Short problem —
Print all of the data exactly as written.

Input material —
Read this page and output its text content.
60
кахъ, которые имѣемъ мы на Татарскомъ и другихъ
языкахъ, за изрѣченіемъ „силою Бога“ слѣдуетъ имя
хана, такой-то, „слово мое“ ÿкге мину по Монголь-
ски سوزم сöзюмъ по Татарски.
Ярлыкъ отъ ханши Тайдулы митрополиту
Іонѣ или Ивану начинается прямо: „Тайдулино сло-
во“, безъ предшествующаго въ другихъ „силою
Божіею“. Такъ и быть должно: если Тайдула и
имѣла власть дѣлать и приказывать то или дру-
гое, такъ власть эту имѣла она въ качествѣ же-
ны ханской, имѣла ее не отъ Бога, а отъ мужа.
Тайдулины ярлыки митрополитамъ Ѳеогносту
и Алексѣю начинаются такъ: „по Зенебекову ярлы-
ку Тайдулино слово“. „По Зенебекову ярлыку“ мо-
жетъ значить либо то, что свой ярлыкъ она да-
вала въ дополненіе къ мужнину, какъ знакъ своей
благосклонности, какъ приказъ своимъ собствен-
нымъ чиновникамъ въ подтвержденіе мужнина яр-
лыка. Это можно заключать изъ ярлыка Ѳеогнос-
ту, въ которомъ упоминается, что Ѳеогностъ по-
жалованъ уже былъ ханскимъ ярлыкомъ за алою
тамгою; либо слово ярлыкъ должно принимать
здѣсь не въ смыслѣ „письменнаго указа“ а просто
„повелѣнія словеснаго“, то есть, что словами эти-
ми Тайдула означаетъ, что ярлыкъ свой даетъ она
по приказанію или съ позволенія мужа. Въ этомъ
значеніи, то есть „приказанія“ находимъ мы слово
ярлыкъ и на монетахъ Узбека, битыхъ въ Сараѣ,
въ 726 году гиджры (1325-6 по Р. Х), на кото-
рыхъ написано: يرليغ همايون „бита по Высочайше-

Solution —
Read this page and output its text content.
60
кахъ, которые имѣемъ мы на Татарскомъ и другихъ
языкахъ, за изрѣченіемъ „силою Бога“ слѣдуетъ имя
хана, такой-то, „слово мое“ ÿкге мину по Монголь-
ски سوزم сöзюмъ по Татарски.
Ярлыкъ отъ ханши Тайдулы митрополиту
Іонѣ или Ивану начинается прямо: „Тайдулино сло-
во“, безъ предшествующаго въ другихъ „силою
Божіею“. Такъ и быть должно: если Тайдула и
имѣла власть дѣлать и приказывать то или дру-
гое, такъ власть эту имѣла она въ качествѣ же-
ны ханской, имѣла ее не отъ Бога, а отъ мужа.
Тайдулины ярлыки митрополитамъ Ѳеогносту
и Алексѣю начинаются такъ: „по Зенебекову ярлы-
ку Тайдулино слово“. „По Зенебекову ярлыку“ мо-
жетъ значить либо то, что свой ярлыкъ она да-
вала въ дополненіе къ мужнину, какъ знакъ своей
благосклонности, какъ приказъ своимъ собствен-
нымъ чиновникамъ въ подтвержденіе мужнина яр-
лыка. Это можно заключать изъ ярлыка Ѳеогнос-
ту, въ которомъ упоминается, что Ѳеогностъ по-
жалованъ уже былъ ханскимъ ярлыкомъ за алою
тамгою; либо слово ярлыкъ должно принимать
здѣсь не въ смыслѣ „письменнаго указа“ а просто
„повелѣнія словеснаго“, то есть, что словами эти-
ми Тайдула означаетъ, что ярлыкъ свой даетъ она
по приказанію или съ позволенія мужа. Въ этомъ
значеніи, то есть „приказанія“ находимъ мы слово
ярлыкъ и на монетахъ Узбека, битыхъ въ Сараѣ,
въ 726 году гиджры (1325-6 по Р. Х), на кото-
рыхъ написано: يرليغ همايون „бита по Высочайше-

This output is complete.